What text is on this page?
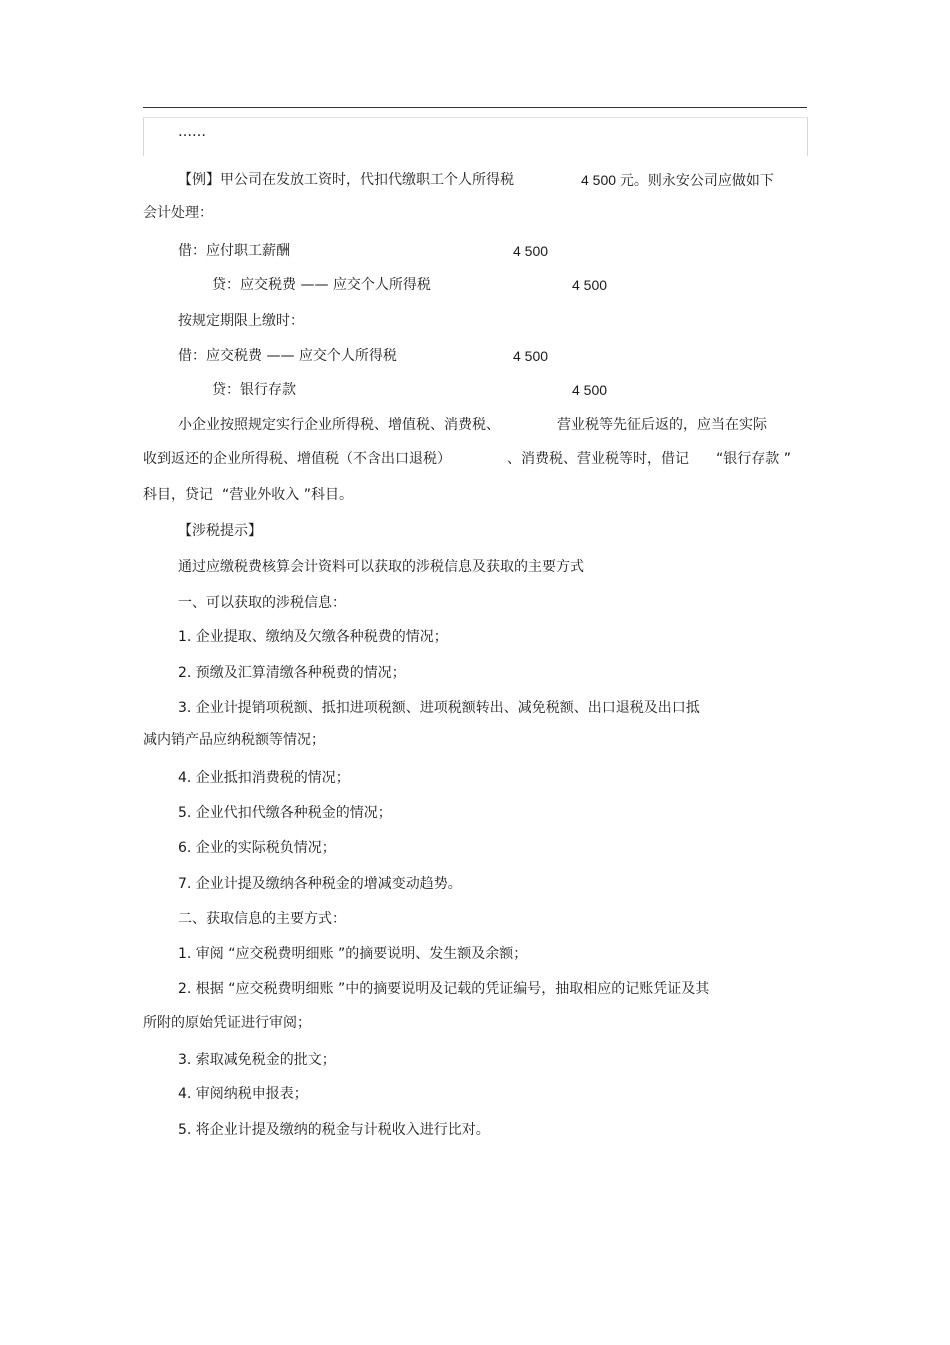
……
【例】甲公司在发放工资时，代扣代缴职工个人所得税	4 500 元。则永安公司应做如下
会计处理：
借：应付职工薪酬	4 500
贷：应交税费 —— 应交个人所得税	4 500
按规定期限上缴时：
借：应交税费 —— 应交个人所得税	4 500
贷：银行存款	4 500
小企业按照规定实行企业所得税、增值税、消费税、	营业税等先征后返的，应当在实际
收到返还的企业所得税、增值税（不含出口退税）	、消费税、营业税等时，借记 “银行存款 ”
科目，贷记 “营业外收入 ”科目。
【涉税提示】
通过应缴税费核算会计资料可以获取的涉税信息及获取的主要方式
一、可以获取的涉税信息：
1. 企业提取、缴纳及欠缴各种税费的情况；
2. 预缴及汇算清缴各种税费的情况；
3. 企业计提销项税额、抵扣进项税额、进项税额转出、减免税额、出口退税及出口抵
减内销产品应纳税额等情况；
4. 企业抵扣消费税的情况；
5. 企业代扣代缴各种税金的情况；
6. 企业的实际税负情况；
7. 企业计提及缴纳各种税金的增减变动趋势。
二、获取信息的主要方式：
1. 审阅 “应交税费明细账 ”的摘要说明、发生额及余额；
2. 根据 “应交税费明细账 ”中的摘要说明及记载的凭证编号，抽取相应的记账凭证及其
所附的原始凭证进行审阅；
3. 索取减免税金的批文；
4. 审阅纳税申报表；
5. 将企业计提及缴纳的税金与计税收入进行比对。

• **THE TASK**
Leave the images out, please, and restate each line word for word.

• **PROBLEM SOLUTION**
What text is on this page?
……
【例】甲公司在发放工资时，代扣代缴职工个人所得税	4 500 元。则永安公司应做如下
会计处理：
借：应付职工薪酬	4 500
贷：应交税费 —— 应交个人所得税	4 500
按规定期限上缴时：
借：应交税费 —— 应交个人所得税	4 500
贷：银行存款	4 500
小企业按照规定实行企业所得税、增值税、消费税、	营业税等先征后返的，应当在实际
收到返还的企业所得税、增值税（不含出口退税）	、消费税、营业税等时，借记 “银行存款 ”
科目，贷记 “营业外收入 ”科目。
【涉税提示】
通过应缴税费核算会计资料可以获取的涉税信息及获取的主要方式
一、可以获取的涉税信息：
1. 企业提取、缴纳及欠缴各种税费的情况；
2. 预缴及汇算清缴各种税费的情况；
3. 企业计提销项税额、抵扣进项税额、进项税额转出、减免税额、出口退税及出口抵
减内销产品应纳税额等情况；
4. 企业抵扣消费税的情况；
5. 企业代扣代缴各种税金的情况；
6. 企业的实际税负情况；
7. 企业计提及缴纳各种税金的增减变动趋势。
二、获取信息的主要方式：
1. 审阅 “应交税费明细账 ”的摘要说明、发生额及余额；
2. 根据 “应交税费明细账 ”中的摘要说明及记载的凭证编号，抽取相应的记账凭证及其
所附的原始凭证进行审阅；
3. 索取减免税金的批文；
4. 审阅纳税申报表；
5. 将企业计提及缴纳的税金与计税收入进行比对。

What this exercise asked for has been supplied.